Stored rows:
+-------+

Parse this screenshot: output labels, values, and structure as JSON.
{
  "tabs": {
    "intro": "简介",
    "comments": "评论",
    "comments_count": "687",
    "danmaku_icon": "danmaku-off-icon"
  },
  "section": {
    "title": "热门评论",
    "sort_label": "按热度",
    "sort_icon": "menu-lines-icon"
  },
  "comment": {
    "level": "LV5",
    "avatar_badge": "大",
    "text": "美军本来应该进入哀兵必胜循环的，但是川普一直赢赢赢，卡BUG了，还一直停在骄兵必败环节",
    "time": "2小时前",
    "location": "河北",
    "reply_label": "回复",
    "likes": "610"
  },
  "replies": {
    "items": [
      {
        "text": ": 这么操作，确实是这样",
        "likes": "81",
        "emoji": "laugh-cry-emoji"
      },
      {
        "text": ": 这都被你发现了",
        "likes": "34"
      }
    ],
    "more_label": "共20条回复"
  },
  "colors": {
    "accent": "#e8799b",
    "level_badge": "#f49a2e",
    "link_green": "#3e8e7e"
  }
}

+-------+

Work required: Your task is to extract all of the records exactly.

Exercise response:
Parse this screenshot: output labels, values, and structure as JSON.
{
  "tabs": {
    "intro": "简介",
    "comments": "评论",
    "comments_count": "687",
    "danmaku_icon": "danmaku-off-icon"
  },
  "section": {
    "title": "热门评论",
    "sort_label": "按热度",
    "sort_icon": "menu-lines-icon"
  },
  "comment": {
    "level": "LV5",
    "avatar_badge": "大",
    "text": "美军本来应该进入哀兵必胜循环的，但是川普一直赢赢赢，卡BUG了，还一直停在骄兵必败环节",
    "time": "2小时前",
    "location": "河北",
    "reply_label": "回复",
    "likes": "610"
  },
  "replies": {
    "items": [
      {
        "text": ": 这么操作，确实是这样",
        "likes": "81",
        "emoji": "laugh-cry-emoji"
      },
      {
        "text": ": 这都被你发现了",
        "likes": "34"
      }
    ],
    "more_label": "共20条回复"
  },
  "colors": {
    "accent": "#e8799b",
    "level_badge": "#f49a2e",
    "link_green": "#3e8e7e"
  }
}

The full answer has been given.